▶ _Records excerpted from a collection_
○ ○ ○ ○ ○ ○ ○

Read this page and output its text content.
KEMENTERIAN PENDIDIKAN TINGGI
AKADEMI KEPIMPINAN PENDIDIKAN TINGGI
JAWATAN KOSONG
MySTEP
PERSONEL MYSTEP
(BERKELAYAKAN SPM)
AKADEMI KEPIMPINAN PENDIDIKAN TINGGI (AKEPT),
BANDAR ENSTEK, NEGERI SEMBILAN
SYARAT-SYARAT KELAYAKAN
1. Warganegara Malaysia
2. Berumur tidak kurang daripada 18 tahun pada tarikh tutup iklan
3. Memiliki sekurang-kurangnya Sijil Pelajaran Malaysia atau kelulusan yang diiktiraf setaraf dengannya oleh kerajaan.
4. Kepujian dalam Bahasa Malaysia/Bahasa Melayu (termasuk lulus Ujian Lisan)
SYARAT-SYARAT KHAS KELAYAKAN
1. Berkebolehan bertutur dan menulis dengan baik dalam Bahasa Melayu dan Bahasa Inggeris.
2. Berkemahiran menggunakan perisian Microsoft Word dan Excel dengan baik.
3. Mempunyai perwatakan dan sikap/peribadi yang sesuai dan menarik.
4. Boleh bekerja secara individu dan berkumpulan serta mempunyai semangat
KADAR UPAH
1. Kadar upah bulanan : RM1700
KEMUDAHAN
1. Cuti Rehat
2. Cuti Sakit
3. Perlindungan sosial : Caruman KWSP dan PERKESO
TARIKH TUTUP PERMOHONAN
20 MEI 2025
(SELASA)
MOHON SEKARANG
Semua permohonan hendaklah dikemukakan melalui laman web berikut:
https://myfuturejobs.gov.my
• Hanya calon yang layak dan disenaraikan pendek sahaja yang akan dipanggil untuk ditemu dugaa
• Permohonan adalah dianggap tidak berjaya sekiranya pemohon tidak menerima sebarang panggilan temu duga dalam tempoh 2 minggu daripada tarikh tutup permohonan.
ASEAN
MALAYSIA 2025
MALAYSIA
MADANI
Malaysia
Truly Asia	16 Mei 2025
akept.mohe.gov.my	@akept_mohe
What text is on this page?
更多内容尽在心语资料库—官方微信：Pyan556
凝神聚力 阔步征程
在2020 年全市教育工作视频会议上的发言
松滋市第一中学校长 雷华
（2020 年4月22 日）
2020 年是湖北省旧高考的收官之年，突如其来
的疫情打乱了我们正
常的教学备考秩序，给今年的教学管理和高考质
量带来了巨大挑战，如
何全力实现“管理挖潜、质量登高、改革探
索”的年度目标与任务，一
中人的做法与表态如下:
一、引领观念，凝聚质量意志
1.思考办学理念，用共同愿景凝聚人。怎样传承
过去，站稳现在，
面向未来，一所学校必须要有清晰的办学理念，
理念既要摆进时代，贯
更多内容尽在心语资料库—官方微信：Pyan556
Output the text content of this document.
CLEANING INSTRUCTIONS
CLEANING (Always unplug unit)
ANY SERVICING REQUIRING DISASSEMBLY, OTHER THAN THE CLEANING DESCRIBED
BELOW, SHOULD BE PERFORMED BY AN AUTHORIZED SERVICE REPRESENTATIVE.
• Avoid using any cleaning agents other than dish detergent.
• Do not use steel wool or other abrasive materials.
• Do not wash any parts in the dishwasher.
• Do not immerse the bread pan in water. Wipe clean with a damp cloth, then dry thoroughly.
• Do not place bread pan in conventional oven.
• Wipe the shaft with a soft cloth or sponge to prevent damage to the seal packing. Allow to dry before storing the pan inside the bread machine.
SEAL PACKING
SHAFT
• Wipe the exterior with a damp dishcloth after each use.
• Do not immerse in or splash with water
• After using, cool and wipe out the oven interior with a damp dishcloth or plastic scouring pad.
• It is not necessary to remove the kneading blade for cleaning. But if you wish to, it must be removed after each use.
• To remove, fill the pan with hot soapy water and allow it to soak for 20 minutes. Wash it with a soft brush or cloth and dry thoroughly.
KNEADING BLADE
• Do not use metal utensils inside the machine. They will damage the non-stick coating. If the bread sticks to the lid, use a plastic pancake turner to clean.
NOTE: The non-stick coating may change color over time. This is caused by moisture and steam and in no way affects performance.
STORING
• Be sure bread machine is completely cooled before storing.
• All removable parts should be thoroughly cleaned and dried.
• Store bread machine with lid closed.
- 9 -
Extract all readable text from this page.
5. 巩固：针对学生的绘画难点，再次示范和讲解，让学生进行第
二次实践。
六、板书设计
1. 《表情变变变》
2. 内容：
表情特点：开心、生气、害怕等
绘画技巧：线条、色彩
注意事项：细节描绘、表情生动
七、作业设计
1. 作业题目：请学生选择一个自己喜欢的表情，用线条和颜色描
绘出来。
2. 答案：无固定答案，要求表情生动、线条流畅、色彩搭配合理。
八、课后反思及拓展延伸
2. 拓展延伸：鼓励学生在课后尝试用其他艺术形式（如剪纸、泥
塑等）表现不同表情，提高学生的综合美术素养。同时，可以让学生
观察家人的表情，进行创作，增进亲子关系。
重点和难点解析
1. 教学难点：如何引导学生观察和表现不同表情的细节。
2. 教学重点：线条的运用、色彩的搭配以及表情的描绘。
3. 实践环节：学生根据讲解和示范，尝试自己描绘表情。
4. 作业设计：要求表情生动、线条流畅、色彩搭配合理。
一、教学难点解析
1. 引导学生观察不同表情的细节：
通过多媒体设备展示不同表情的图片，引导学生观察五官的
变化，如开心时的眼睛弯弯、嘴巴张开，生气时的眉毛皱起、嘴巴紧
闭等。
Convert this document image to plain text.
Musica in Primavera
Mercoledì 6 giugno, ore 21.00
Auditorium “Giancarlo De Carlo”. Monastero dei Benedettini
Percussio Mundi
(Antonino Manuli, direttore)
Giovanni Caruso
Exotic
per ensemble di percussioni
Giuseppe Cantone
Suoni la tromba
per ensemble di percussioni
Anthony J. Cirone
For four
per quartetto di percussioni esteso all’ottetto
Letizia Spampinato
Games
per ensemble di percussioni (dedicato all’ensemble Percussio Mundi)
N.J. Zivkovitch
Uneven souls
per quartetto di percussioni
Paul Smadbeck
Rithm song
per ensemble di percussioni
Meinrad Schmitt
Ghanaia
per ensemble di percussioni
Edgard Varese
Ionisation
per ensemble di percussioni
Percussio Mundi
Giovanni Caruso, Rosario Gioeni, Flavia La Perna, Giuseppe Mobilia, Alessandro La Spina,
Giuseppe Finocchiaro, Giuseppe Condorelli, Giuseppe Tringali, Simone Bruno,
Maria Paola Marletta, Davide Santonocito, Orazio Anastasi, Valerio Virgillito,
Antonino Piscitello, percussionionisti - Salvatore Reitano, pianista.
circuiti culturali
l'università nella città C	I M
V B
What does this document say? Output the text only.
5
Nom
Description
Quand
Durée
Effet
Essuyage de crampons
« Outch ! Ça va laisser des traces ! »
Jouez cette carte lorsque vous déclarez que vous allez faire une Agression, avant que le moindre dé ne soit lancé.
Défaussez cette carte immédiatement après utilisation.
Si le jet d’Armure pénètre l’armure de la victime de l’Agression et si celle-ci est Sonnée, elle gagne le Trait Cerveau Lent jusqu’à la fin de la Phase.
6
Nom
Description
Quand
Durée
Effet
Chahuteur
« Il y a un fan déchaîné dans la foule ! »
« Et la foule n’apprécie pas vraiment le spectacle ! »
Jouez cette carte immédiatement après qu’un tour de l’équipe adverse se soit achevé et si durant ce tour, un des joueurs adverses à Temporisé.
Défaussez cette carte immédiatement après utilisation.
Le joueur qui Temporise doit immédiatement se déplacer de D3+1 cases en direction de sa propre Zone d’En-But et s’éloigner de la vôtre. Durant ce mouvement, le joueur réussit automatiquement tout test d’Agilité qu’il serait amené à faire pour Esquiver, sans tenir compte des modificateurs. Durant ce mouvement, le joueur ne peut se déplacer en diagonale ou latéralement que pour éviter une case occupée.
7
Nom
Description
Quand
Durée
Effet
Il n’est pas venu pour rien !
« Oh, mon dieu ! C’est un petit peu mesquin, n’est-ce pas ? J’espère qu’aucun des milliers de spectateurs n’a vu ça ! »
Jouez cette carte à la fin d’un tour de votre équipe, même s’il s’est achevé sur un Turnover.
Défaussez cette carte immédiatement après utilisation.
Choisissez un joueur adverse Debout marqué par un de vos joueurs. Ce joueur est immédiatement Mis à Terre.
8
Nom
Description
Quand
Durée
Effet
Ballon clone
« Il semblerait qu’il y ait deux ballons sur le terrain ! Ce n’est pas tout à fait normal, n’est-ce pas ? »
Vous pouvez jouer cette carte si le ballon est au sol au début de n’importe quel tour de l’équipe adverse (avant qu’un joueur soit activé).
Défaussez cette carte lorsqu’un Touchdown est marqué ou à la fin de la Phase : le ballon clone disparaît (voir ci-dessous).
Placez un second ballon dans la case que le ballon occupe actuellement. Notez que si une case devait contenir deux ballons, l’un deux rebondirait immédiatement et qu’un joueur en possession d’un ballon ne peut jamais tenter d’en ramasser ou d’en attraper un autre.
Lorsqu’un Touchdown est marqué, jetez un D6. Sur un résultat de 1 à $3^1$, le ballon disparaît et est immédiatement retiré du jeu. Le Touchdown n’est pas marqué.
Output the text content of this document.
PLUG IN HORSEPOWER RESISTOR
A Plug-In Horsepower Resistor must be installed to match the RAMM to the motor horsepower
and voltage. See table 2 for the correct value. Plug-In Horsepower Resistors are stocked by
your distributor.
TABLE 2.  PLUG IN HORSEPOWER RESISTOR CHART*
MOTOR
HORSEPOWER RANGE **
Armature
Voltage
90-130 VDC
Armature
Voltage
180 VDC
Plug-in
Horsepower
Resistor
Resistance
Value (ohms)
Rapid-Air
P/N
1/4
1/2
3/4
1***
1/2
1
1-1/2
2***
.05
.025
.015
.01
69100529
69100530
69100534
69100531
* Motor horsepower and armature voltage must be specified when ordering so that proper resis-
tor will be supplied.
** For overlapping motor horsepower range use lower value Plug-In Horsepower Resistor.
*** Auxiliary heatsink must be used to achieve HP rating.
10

○ ○ ○ ○ ○ ○ ○

▶ _SET TASK_
Out of the records, collect only those lines that contain the string "quartetto".

▶ _RESULT FOR THIS TASK_
per quartetto di percussioni esteso all’ottetto
per quartetto di percussioni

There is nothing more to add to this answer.